Task prompt: Skip the pictures. Reproduce all other material exactly.

--- Data shown ---

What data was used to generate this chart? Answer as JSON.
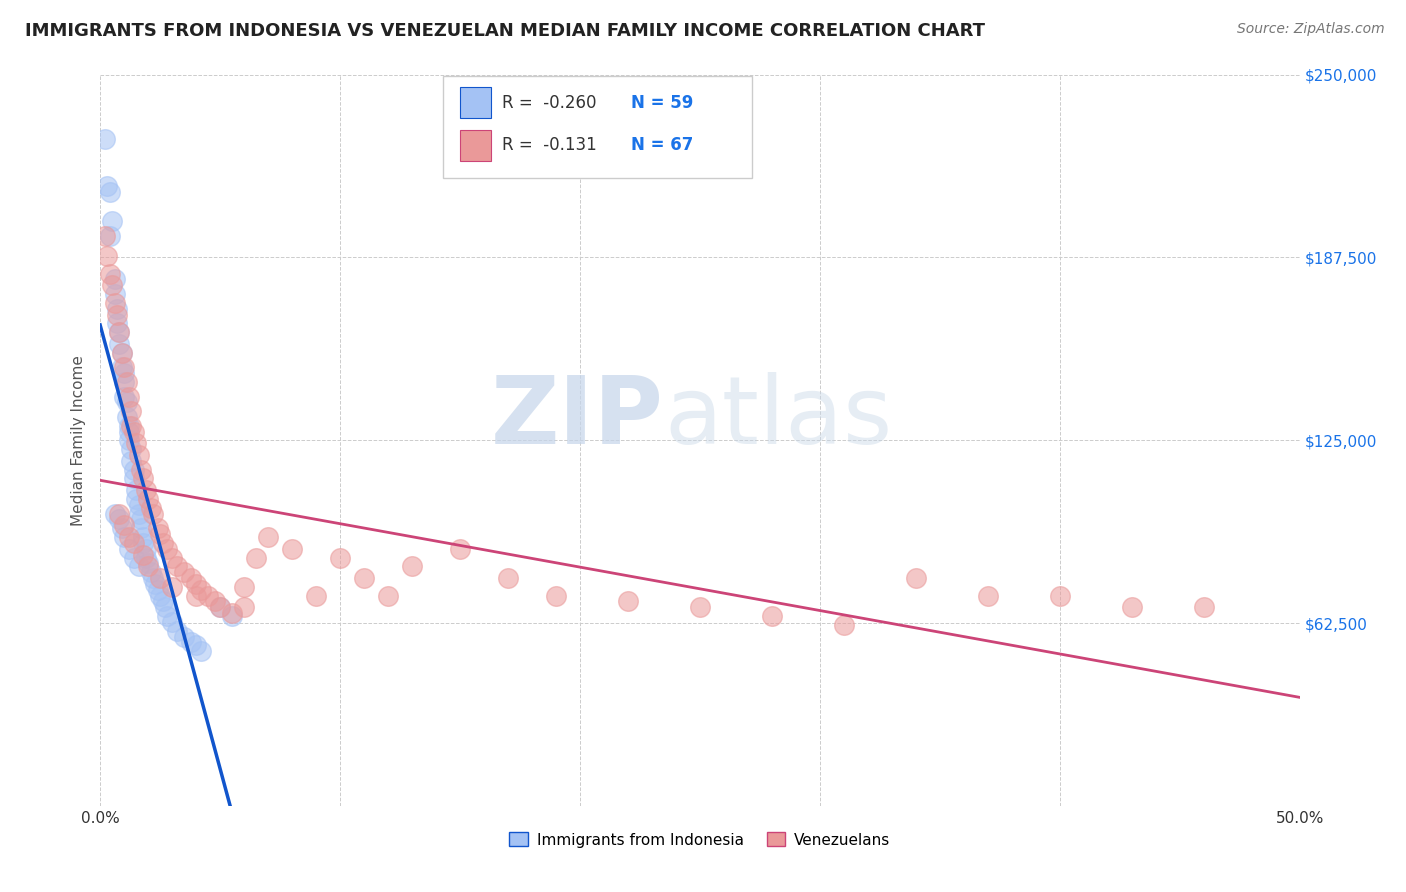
{
  "title": "IMMIGRANTS FROM INDONESIA VS VENEZUELAN MEDIAN FAMILY INCOME CORRELATION CHART",
  "source": "Source: ZipAtlas.com",
  "ylabel": "Median Family Income",
  "xlim": [
    0.0,
    0.5
  ],
  "ylim": [
    0,
    250000
  ],
  "yticks": [
    0,
    62500,
    125000,
    187500,
    250000
  ],
  "ytick_labels": [
    "",
    "$62,500",
    "$125,000",
    "$187,500",
    "$250,000"
  ],
  "xticks": [
    0.0,
    0.1,
    0.2,
    0.3,
    0.4,
    0.5
  ],
  "xtick_labels": [
    "0.0%",
    "",
    "",
    "",
    "",
    "50.0%"
  ],
  "legend_R1": "R =  -0.260",
  "legend_N1": "N = 59",
  "legend_R2": "R =  -0.131",
  "legend_N2": "N = 67",
  "color_indonesia": "#a4c2f4",
  "color_venezuela": "#ea9999",
  "color_trendline_indonesia": "#1155cc",
  "color_trendline_venezuela": "#cc4477",
  "color_dashed": "#aaaacc",
  "watermark_zip": "ZIP",
  "watermark_atlas": "atlas",
  "indonesia_x": [
    0.002,
    0.003,
    0.004,
    0.004,
    0.005,
    0.006,
    0.006,
    0.007,
    0.007,
    0.008,
    0.008,
    0.009,
    0.009,
    0.01,
    0.01,
    0.01,
    0.011,
    0.011,
    0.012,
    0.012,
    0.012,
    0.013,
    0.013,
    0.014,
    0.014,
    0.015,
    0.015,
    0.016,
    0.016,
    0.017,
    0.017,
    0.018,
    0.018,
    0.019,
    0.019,
    0.02,
    0.021,
    0.022,
    0.023,
    0.024,
    0.025,
    0.026,
    0.027,
    0.028,
    0.03,
    0.032,
    0.035,
    0.038,
    0.04,
    0.042,
    0.006,
    0.008,
    0.009,
    0.01,
    0.012,
    0.014,
    0.016,
    0.05,
    0.055
  ],
  "indonesia_y": [
    228000,
    212000,
    210000,
    195000,
    200000,
    175000,
    180000,
    170000,
    165000,
    162000,
    158000,
    155000,
    150000,
    148000,
    145000,
    140000,
    138000,
    133000,
    130000,
    128000,
    125000,
    122000,
    118000,
    115000,
    112000,
    108000,
    105000,
    103000,
    100000,
    98000,
    95000,
    92000,
    90000,
    88000,
    85000,
    83000,
    80000,
    78000,
    76000,
    74000,
    72000,
    70000,
    68000,
    65000,
    63000,
    60000,
    58000,
    56000,
    55000,
    53000,
    100000,
    98000,
    95000,
    92000,
    88000,
    85000,
    82000,
    68000,
    65000
  ],
  "venezuela_x": [
    0.002,
    0.003,
    0.004,
    0.005,
    0.006,
    0.007,
    0.008,
    0.009,
    0.01,
    0.011,
    0.012,
    0.013,
    0.013,
    0.014,
    0.015,
    0.016,
    0.017,
    0.018,
    0.019,
    0.02,
    0.021,
    0.022,
    0.024,
    0.025,
    0.026,
    0.028,
    0.03,
    0.032,
    0.035,
    0.038,
    0.04,
    0.042,
    0.045,
    0.048,
    0.05,
    0.055,
    0.06,
    0.065,
    0.07,
    0.08,
    0.09,
    0.1,
    0.11,
    0.12,
    0.13,
    0.15,
    0.17,
    0.19,
    0.22,
    0.25,
    0.28,
    0.31,
    0.34,
    0.37,
    0.4,
    0.43,
    0.46,
    0.008,
    0.01,
    0.012,
    0.014,
    0.018,
    0.02,
    0.025,
    0.03,
    0.04,
    0.06
  ],
  "venezuela_y": [
    195000,
    188000,
    182000,
    178000,
    172000,
    168000,
    162000,
    155000,
    150000,
    145000,
    140000,
    135000,
    130000,
    128000,
    124000,
    120000,
    115000,
    112000,
    108000,
    105000,
    102000,
    100000,
    95000,
    93000,
    90000,
    88000,
    85000,
    82000,
    80000,
    78000,
    76000,
    74000,
    72000,
    70000,
    68000,
    66000,
    75000,
    85000,
    92000,
    88000,
    72000,
    85000,
    78000,
    72000,
    82000,
    88000,
    78000,
    72000,
    70000,
    68000,
    65000,
    62000,
    78000,
    72000,
    72000,
    68000,
    68000,
    100000,
    96000,
    92000,
    90000,
    86000,
    82000,
    78000,
    75000,
    72000,
    68000
  ]
}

---

Result of the exercise:
What data was used to generate this chart? Answer as JSON.
{
  "title": "IMMIGRANTS FROM INDONESIA VS VENEZUELAN MEDIAN FAMILY INCOME CORRELATION CHART",
  "source": "Source: ZipAtlas.com",
  "ylabel": "Median Family Income",
  "xlim": [
    0.0,
    0.5
  ],
  "ylim": [
    0,
    250000
  ],
  "yticks": [
    0,
    62500,
    125000,
    187500,
    250000
  ],
  "ytick_labels": [
    "",
    "$62,500",
    "$125,000",
    "$187,500",
    "$250,000"
  ],
  "xticks": [
    0.0,
    0.1,
    0.2,
    0.3,
    0.4,
    0.5
  ],
  "xtick_labels": [
    "0.0%",
    "",
    "",
    "",
    "",
    "50.0%"
  ],
  "legend_R1": "R =  -0.260",
  "legend_N1": "N = 59",
  "legend_R2": "R =  -0.131",
  "legend_N2": "N = 67",
  "color_indonesia": "#a4c2f4",
  "color_venezuela": "#ea9999",
  "color_trendline_indonesia": "#1155cc",
  "color_trendline_venezuela": "#cc4477",
  "color_dashed": "#aaaacc",
  "watermark_zip": "ZIP",
  "watermark_atlas": "atlas",
  "indonesia_x": [
    0.002,
    0.003,
    0.004,
    0.004,
    0.005,
    0.006,
    0.006,
    0.007,
    0.007,
    0.008,
    0.008,
    0.009,
    0.009,
    0.01,
    0.01,
    0.01,
    0.011,
    0.011,
    0.012,
    0.012,
    0.012,
    0.013,
    0.013,
    0.014,
    0.014,
    0.015,
    0.015,
    0.016,
    0.016,
    0.017,
    0.017,
    0.018,
    0.018,
    0.019,
    0.019,
    0.02,
    0.021,
    0.022,
    0.023,
    0.024,
    0.025,
    0.026,
    0.027,
    0.028,
    0.03,
    0.032,
    0.035,
    0.038,
    0.04,
    0.042,
    0.006,
    0.008,
    0.009,
    0.01,
    0.012,
    0.014,
    0.016,
    0.05,
    0.055
  ],
  "indonesia_y": [
    228000,
    212000,
    210000,
    195000,
    200000,
    175000,
    180000,
    170000,
    165000,
    162000,
    158000,
    155000,
    150000,
    148000,
    145000,
    140000,
    138000,
    133000,
    130000,
    128000,
    125000,
    122000,
    118000,
    115000,
    112000,
    108000,
    105000,
    103000,
    100000,
    98000,
    95000,
    92000,
    90000,
    88000,
    85000,
    83000,
    80000,
    78000,
    76000,
    74000,
    72000,
    70000,
    68000,
    65000,
    63000,
    60000,
    58000,
    56000,
    55000,
    53000,
    100000,
    98000,
    95000,
    92000,
    88000,
    85000,
    82000,
    68000,
    65000
  ],
  "venezuela_x": [
    0.002,
    0.003,
    0.004,
    0.005,
    0.006,
    0.007,
    0.008,
    0.009,
    0.01,
    0.011,
    0.012,
    0.013,
    0.013,
    0.014,
    0.015,
    0.016,
    0.017,
    0.018,
    0.019,
    0.02,
    0.021,
    0.022,
    0.024,
    0.025,
    0.026,
    0.028,
    0.03,
    0.032,
    0.035,
    0.038,
    0.04,
    0.042,
    0.045,
    0.048,
    0.05,
    0.055,
    0.06,
    0.065,
    0.07,
    0.08,
    0.09,
    0.1,
    0.11,
    0.12,
    0.13,
    0.15,
    0.17,
    0.19,
    0.22,
    0.25,
    0.28,
    0.31,
    0.34,
    0.37,
    0.4,
    0.43,
    0.46,
    0.008,
    0.01,
    0.012,
    0.014,
    0.018,
    0.02,
    0.025,
    0.03,
    0.04,
    0.06
  ],
  "venezuela_y": [
    195000,
    188000,
    182000,
    178000,
    172000,
    168000,
    162000,
    155000,
    150000,
    145000,
    140000,
    135000,
    130000,
    128000,
    124000,
    120000,
    115000,
    112000,
    108000,
    105000,
    102000,
    100000,
    95000,
    93000,
    90000,
    88000,
    85000,
    82000,
    80000,
    78000,
    76000,
    74000,
    72000,
    70000,
    68000,
    66000,
    75000,
    85000,
    92000,
    88000,
    72000,
    85000,
    78000,
    72000,
    82000,
    88000,
    78000,
    72000,
    70000,
    68000,
    65000,
    62000,
    78000,
    72000,
    72000,
    68000,
    68000,
    100000,
    96000,
    92000,
    90000,
    86000,
    82000,
    78000,
    75000,
    72000,
    68000
  ]
}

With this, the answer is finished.